» Records for this exercise
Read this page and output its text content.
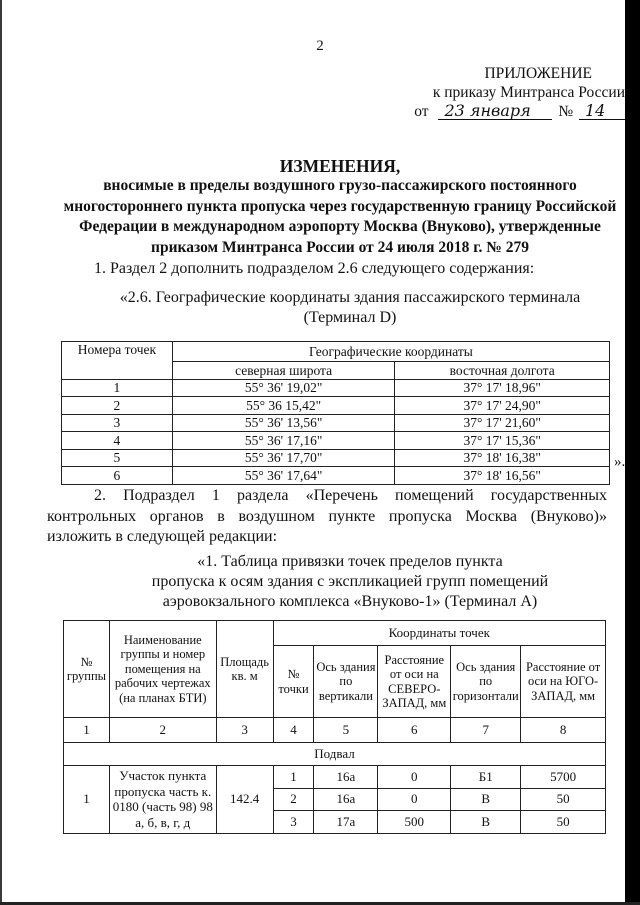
2
ПРИЛОЖЕНИЕ
к приказу Минтранса России
от 23 января № 14
ИЗМЕНЕНИЯ,
вносимые в пределы воздушного грузо-пассажирского постоянного
многостороннего пункта пропуска через государственную границу Российской
Федерации в международном аэропорту Москва (Внуково), утвержденные
приказом Минтранса России от 24 июля 2018 г. № 279
1. Раздел 2 дополнить подразделом 2.6 следующего содержания:
«2.6. Географические координаты здания пассажирского терминала
(Терминал D)
Номера точек	Географические координаты	
	северная широта	восточная долгота
1	55° 36' 19,02"	37° 17' 18,96"
2	55° 36 15,42"	37° 17' 24,90"
3	55° 36' 13,56"	37° 17' 21,60"
4	55° 36' 17,16"	37° 17' 15,36"
5	55° 36' 17,70"	37° 18' 16,38"
6	55° 36' 17,64"	37° 18' 16,56"
».
2. Подраздел 1 раздела «Перечень помещений государственных контрольных органов в воздушном пункте пропуска Москва (Внуково)» изложить в следующей редакции:
«1. Таблица привязки точек пределов пункта
пропуска к осям здания с экспликацией групп помещений
аэровокзального комплекса «Внуково-1» (Терминал А)
№ группы	Наименование группы и номер помещения на рабочих чертежах (на планах БТИ)	Площадь кв. м	Координаты точек				
			№ точки	Ось здания по вертикали	Расстояние от оси на СЕВЕРО-ЗАПАД, мм	Ось здания по горизонтали	Расстояние от оси на ЮГО-ЗАПАД, мм
1	2	3	4	5	6	7	8
Подвал							
1	Участок пункта пропуска часть к. 0180 (часть 98) 98 а, б, в, г, д	142.4	1	16а	0	Б1	5700
			2	16а	0	В	50
			3	17а	500	В	50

» Task statement
Gather each line of the listing containing the word "России" and show it.

» Response for this exercise
к приказу Минтранса России
приказом Минтранса России от 24 июля 2018 г. № 279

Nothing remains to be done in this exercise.